Records that describe figures:
|---|

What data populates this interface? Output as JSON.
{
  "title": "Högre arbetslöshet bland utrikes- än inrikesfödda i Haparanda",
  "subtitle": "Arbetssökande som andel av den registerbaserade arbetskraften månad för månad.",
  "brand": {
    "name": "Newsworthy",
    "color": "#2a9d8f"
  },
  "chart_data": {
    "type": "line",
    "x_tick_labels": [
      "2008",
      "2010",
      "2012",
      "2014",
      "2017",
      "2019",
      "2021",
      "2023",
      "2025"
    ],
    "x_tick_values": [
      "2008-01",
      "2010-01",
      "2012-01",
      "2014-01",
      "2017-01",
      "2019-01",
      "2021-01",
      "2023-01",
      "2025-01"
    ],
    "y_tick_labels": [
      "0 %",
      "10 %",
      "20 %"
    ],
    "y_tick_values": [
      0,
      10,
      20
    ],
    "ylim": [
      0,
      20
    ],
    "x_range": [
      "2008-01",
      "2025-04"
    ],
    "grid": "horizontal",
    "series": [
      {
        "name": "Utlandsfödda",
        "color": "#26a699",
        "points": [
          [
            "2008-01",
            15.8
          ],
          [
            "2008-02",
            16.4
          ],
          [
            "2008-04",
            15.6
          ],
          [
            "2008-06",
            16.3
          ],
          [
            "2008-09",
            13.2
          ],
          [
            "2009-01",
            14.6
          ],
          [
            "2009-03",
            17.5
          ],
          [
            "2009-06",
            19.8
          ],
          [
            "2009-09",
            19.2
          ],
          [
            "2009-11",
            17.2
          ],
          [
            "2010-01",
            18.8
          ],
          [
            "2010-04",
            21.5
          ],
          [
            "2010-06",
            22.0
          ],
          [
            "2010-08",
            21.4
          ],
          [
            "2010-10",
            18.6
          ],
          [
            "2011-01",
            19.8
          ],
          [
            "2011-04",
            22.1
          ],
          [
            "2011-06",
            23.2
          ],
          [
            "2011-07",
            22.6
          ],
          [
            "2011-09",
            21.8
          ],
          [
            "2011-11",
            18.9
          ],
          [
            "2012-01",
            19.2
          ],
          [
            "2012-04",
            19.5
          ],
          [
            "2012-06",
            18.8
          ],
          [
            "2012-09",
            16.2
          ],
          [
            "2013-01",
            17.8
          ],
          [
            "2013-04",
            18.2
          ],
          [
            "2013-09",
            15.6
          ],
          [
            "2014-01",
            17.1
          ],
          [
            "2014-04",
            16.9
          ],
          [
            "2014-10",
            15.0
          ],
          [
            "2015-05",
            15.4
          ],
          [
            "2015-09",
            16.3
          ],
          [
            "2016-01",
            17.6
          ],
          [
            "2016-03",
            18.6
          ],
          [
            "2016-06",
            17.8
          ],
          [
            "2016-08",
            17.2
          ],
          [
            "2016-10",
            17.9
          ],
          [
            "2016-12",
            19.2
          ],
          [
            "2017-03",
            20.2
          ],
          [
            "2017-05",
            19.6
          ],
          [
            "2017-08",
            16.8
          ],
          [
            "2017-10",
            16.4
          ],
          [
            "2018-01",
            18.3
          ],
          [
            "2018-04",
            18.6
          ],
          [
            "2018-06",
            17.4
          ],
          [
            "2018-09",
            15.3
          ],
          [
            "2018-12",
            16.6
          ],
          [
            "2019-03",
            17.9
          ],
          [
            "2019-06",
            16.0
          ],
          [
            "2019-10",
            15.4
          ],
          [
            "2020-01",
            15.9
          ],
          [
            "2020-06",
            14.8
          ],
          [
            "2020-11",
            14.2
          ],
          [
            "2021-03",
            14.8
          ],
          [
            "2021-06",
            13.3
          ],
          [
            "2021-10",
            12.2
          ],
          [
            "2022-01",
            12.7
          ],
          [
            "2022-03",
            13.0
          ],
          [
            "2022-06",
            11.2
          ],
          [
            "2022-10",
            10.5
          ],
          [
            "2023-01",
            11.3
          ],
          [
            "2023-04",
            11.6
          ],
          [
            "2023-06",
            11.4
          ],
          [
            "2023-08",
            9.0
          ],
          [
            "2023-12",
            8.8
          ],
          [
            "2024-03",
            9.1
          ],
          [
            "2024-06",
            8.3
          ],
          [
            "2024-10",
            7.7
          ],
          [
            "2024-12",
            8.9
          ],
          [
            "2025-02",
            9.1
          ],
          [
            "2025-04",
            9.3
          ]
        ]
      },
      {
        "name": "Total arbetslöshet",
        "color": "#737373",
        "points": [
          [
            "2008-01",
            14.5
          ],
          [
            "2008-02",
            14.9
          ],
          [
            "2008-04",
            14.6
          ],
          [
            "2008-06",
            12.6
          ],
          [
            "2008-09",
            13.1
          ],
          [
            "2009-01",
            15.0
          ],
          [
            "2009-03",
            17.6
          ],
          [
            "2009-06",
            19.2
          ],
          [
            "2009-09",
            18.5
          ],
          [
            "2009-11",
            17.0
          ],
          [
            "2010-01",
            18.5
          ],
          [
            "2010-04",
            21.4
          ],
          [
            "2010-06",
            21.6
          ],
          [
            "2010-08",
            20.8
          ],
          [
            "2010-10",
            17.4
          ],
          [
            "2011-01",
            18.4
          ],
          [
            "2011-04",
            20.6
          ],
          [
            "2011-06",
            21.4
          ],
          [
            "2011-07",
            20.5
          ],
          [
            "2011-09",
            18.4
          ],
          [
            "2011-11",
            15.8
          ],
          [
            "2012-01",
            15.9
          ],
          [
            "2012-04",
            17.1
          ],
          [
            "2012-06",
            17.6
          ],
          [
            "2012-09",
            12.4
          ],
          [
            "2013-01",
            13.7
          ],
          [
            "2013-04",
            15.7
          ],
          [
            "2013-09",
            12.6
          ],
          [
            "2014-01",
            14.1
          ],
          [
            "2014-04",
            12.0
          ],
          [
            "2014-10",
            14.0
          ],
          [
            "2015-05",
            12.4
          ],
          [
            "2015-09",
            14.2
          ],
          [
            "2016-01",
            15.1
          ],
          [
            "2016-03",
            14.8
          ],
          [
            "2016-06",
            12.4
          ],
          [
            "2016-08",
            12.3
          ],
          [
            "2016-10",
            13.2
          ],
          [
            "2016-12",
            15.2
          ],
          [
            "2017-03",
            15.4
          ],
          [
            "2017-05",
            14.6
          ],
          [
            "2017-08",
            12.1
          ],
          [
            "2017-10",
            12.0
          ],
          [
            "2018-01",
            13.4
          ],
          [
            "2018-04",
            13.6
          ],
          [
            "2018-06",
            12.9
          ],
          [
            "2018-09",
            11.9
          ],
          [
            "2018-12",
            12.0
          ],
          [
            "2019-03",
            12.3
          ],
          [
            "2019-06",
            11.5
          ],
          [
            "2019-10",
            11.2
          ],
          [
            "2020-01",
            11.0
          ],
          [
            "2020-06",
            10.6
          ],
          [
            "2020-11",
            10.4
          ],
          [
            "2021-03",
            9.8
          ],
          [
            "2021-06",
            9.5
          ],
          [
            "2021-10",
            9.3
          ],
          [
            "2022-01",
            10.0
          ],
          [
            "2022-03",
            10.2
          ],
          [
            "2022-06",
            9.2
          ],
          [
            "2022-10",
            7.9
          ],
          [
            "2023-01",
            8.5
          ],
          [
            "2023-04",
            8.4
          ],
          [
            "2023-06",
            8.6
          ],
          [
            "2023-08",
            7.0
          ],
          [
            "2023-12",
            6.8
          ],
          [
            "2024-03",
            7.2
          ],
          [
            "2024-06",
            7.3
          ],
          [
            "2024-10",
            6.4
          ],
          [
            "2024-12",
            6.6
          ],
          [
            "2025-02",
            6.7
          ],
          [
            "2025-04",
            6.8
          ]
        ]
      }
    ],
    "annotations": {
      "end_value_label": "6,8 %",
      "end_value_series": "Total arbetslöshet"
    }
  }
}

|---|

**What is being asked**
Reproduce the full set of records precisely.

**Written answer**
What data populates this interface? Output as JSON.
{
  "title": "Högre arbetslöshet bland utrikes- än inrikesfödda i Haparanda",
  "subtitle": "Arbetssökande som andel av den registerbaserade arbetskraften månad för månad.",
  "brand": {
    "name": "Newsworthy",
    "color": "#2a9d8f"
  },
  "chart_data": {
    "type": "line",
    "x_tick_labels": [
      "2008",
      "2010",
      "2012",
      "2014",
      "2017",
      "2019",
      "2021",
      "2023",
      "2025"
    ],
    "x_tick_values": [
      "2008-01",
      "2010-01",
      "2012-01",
      "2014-01",
      "2017-01",
      "2019-01",
      "2021-01",
      "2023-01",
      "2025-01"
    ],
    "y_tick_labels": [
      "0 %",
      "10 %",
      "20 %"
    ],
    "y_tick_values": [
      0,
      10,
      20
    ],
    "ylim": [
      0,
      20
    ],
    "x_range": [
      "2008-01",
      "2025-04"
    ],
    "grid": "horizontal",
    "series": [
      {
        "name": "Utlandsfödda",
        "color": "#26a699",
        "points": [
          [
            "2008-01",
            15.8
          ],
          [
            "2008-02",
            16.4
          ],
          [
            "2008-04",
            15.6
          ],
          [
            "2008-06",
            16.3
          ],
          [
            "2008-09",
            13.2
          ],
          [
            "2009-01",
            14.6
          ],
          [
            "2009-03",
            17.5
          ],
          [
            "2009-06",
            19.8
          ],
          [
            "2009-09",
            19.2
          ],
          [
            "2009-11",
            17.2
          ],
          [
            "2010-01",
            18.8
          ],
          [
            "2010-04",
            21.5
          ],
          [
            "2010-06",
            22.0
          ],
          [
            "2010-08",
            21.4
          ],
          [
            "2010-10",
            18.6
          ],
          [
            "2011-01",
            19.8
          ],
          [
            "2011-04",
            22.1
          ],
          [
            "2011-06",
            23.2
          ],
          [
            "2011-07",
            22.6
          ],
          [
            "2011-09",
            21.8
          ],
          [
            "2011-11",
            18.9
          ],
          [
            "2012-01",
            19.2
          ],
          [
            "2012-04",
            19.5
          ],
          [
            "2012-06",
            18.8
          ],
          [
            "2012-09",
            16.2
          ],
          [
            "2013-01",
            17.8
          ],
          [
            "2013-04",
            18.2
          ],
          [
            "2013-09",
            15.6
          ],
          [
            "2014-01",
            17.1
          ],
          [
            "2014-04",
            16.9
          ],
          [
            "2014-10",
            15.0
          ],
          [
            "2015-05",
            15.4
          ],
          [
            "2015-09",
            16.3
          ],
          [
            "2016-01",
            17.6
          ],
          [
            "2016-03",
            18.6
          ],
          [
            "2016-06",
            17.8
          ],
          [
            "2016-08",
            17.2
          ],
          [
            "2016-10",
            17.9
          ],
          [
            "2016-12",
            19.2
          ],
          [
            "2017-03",
            20.2
          ],
          [
            "2017-05",
            19.6
          ],
          [
            "2017-08",
            16.8
          ],
          [
            "2017-10",
            16.4
          ],
          [
            "2018-01",
            18.3
          ],
          [
            "2018-04",
            18.6
          ],
          [
            "2018-06",
            17.4
          ],
          [
            "2018-09",
            15.3
          ],
          [
            "2018-12",
            16.6
          ],
          [
            "2019-03",
            17.9
          ],
          [
            "2019-06",
            16.0
          ],
          [
            "2019-10",
            15.4
          ],
          [
            "2020-01",
            15.9
          ],
          [
            "2020-06",
            14.8
          ],
          [
            "2020-11",
            14.2
          ],
          [
            "2021-03",
            14.8
          ],
          [
            "2021-06",
            13.3
          ],
          [
            "2021-10",
            12.2
          ],
          [
            "2022-01",
            12.7
          ],
          [
            "2022-03",
            13.0
          ],
          [
            "2022-06",
            11.2
          ],
          [
            "2022-10",
            10.5
          ],
          [
            "2023-01",
            11.3
          ],
          [
            "2023-04",
            11.6
          ],
          [
            "2023-06",
            11.4
          ],
          [
            "2023-08",
            9.0
          ],
          [
            "2023-12",
            8.8
          ],
          [
            "2024-03",
            9.1
          ],
          [
            "2024-06",
            8.3
          ],
          [
            "2024-10",
            7.7
          ],
          [
            "2024-12",
            8.9
          ],
          [
            "2025-02",
            9.1
          ],
          [
            "2025-04",
            9.3
          ]
        ]
      },
      {
        "name": "Total arbetslöshet",
        "color": "#737373",
        "points": [
          [
            "2008-01",
            14.5
          ],
          [
            "2008-02",
            14.9
          ],
          [
            "2008-04",
            14.6
          ],
          [
            "2008-06",
            12.6
          ],
          [
            "2008-09",
            13.1
          ],
          [
            "2009-01",
            15.0
          ],
          [
            "2009-03",
            17.6
          ],
          [
            "2009-06",
            19.2
          ],
          [
            "2009-09",
            18.5
          ],
          [
            "2009-11",
            17.0
          ],
          [
            "2010-01",
            18.5
          ],
          [
            "2010-04",
            21.4
          ],
          [
            "2010-06",
            21.6
          ],
          [
            "2010-08",
            20.8
          ],
          [
            "2010-10",
            17.4
          ],
          [
            "2011-01",
            18.4
          ],
          [
            "2011-04",
            20.6
          ],
          [
            "2011-06",
            21.4
          ],
          [
            "2011-07",
            20.5
          ],
          [
            "2011-09",
            18.4
          ],
          [
            "2011-11",
            15.8
          ],
          [
            "2012-01",
            15.9
          ],
          [
            "2012-04",
            17.1
          ],
          [
            "2012-06",
            17.6
          ],
          [
            "2012-09",
            12.4
          ],
          [
            "2013-01",
            13.7
          ],
          [
            "2013-04",
            15.7
          ],
          [
            "2013-09",
            12.6
          ],
          [
            "2014-01",
            14.1
          ],
          [
            "2014-04",
            12.0
          ],
          [
            "2014-10",
            14.0
          ],
          [
            "2015-05",
            12.4
          ],
          [
            "2015-09",
            14.2
          ],
          [
            "2016-01",
            15.1
          ],
          [
            "2016-03",
            14.8
          ],
          [
            "2016-06",
            12.4
          ],
          [
            "2016-08",
            12.3
          ],
          [
            "2016-10",
            13.2
          ],
          [
            "2016-12",
            15.2
          ],
          [
            "2017-03",
            15.4
          ],
          [
            "2017-05",
            14.6
          ],
          [
            "2017-08",
            12.1
          ],
          [
            "2017-10",
            12.0
          ],
          [
            "2018-01",
            13.4
          ],
          [
            "2018-04",
            13.6
          ],
          [
            "2018-06",
            12.9
          ],
          [
            "2018-09",
            11.9
          ],
          [
            "2018-12",
            12.0
          ],
          [
            "2019-03",
            12.3
          ],
          [
            "2019-06",
            11.5
          ],
          [
            "2019-10",
            11.2
          ],
          [
            "2020-01",
            11.0
          ],
          [
            "2020-06",
            10.6
          ],
          [
            "2020-11",
            10.4
          ],
          [
            "2021-03",
            9.8
          ],
          [
            "2021-06",
            9.5
          ],
          [
            "2021-10",
            9.3
          ],
          [
            "2022-01",
            10.0
          ],
          [
            "2022-03",
            10.2
          ],
          [
            "2022-06",
            9.2
          ],
          [
            "2022-10",
            7.9
          ],
          [
            "2023-01",
            8.5
          ],
          [
            "2023-04",
            8.4
          ],
          [
            "2023-06",
            8.6
          ],
          [
            "2023-08",
            7.0
          ],
          [
            "2023-12",
            6.8
          ],
          [
            "2024-03",
            7.2
          ],
          [
            "2024-06",
            7.3
          ],
          [
            "2024-10",
            6.4
          ],
          [
            "2024-12",
            6.6
          ],
          [
            "2025-02",
            6.7
          ],
          [
            "2025-04",
            6.8
          ]
        ]
      }
    ],
    "annotations": {
      "end_value_label": "6,8 %",
      "end_value_series": "Total arbetslöshet"
    }
  }
}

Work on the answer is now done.